┌────────

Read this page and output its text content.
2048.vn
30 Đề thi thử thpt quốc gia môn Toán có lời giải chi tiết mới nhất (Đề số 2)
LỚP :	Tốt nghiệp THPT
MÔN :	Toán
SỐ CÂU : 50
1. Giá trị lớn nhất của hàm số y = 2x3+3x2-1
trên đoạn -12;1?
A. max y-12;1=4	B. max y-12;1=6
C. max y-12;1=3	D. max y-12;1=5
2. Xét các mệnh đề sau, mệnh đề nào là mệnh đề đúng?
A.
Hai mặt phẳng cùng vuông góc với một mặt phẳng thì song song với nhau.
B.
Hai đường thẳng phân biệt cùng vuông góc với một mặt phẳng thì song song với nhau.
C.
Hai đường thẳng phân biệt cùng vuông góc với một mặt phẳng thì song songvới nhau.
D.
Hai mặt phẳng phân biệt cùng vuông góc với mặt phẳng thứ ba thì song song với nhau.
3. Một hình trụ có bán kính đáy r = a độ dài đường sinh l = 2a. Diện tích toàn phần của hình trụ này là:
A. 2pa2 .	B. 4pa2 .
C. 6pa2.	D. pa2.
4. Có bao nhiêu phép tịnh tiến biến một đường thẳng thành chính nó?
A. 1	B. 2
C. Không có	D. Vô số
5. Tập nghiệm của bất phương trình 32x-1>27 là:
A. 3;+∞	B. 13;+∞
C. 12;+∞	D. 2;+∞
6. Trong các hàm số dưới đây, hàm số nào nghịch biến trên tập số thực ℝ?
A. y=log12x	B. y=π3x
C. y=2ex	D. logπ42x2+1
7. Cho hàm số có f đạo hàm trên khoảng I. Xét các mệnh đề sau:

└────────

- The exercise
Print every entry exactly as it appears.

- Exercise output
Read this page and output its text content.
2048.vn
30 Đề thi thử thpt quốc gia môn Toán có lời giải chi tiết mới nhất (Đề số 2)
LỚP :	Tốt nghiệp THPT
MÔN :	Toán
SỐ CÂU : 50
1. Giá trị lớn nhất của hàm số y = 2x3+3x2-1
trên đoạn -12;1?
A. max y-12;1=4	B. max y-12;1=6
C. max y-12;1=3	D. max y-12;1=5
2. Xét các mệnh đề sau, mệnh đề nào là mệnh đề đúng?
A.
Hai mặt phẳng cùng vuông góc với một mặt phẳng thì song song với nhau.
B.
Hai đường thẳng phân biệt cùng vuông góc với một mặt phẳng thì song song với nhau.
C.
Hai đường thẳng phân biệt cùng vuông góc với một mặt phẳng thì song songvới nhau.
D.
Hai mặt phẳng phân biệt cùng vuông góc với mặt phẳng thứ ba thì song song với nhau.
3. Một hình trụ có bán kính đáy r = a độ dài đường sinh l = 2a. Diện tích toàn phần của hình trụ này là:
A. 2pa2 .	B. 4pa2 .
C. 6pa2.	D. pa2.
4. Có bao nhiêu phép tịnh tiến biến một đường thẳng thành chính nó?
A. 1	B. 2
C. Không có	D. Vô số
5. Tập nghiệm của bất phương trình 32x-1>27 là:
A. 3;+∞	B. 13;+∞
C. 12;+∞	D. 2;+∞
6. Trong các hàm số dưới đây, hàm số nào nghịch biến trên tập số thực ℝ?
A. y=log12x	B. y=π3x
C. y=2ex	D. logπ42x2+1
7. Cho hàm số có f đạo hàm trên khoảng I. Xét các mệnh đề sau:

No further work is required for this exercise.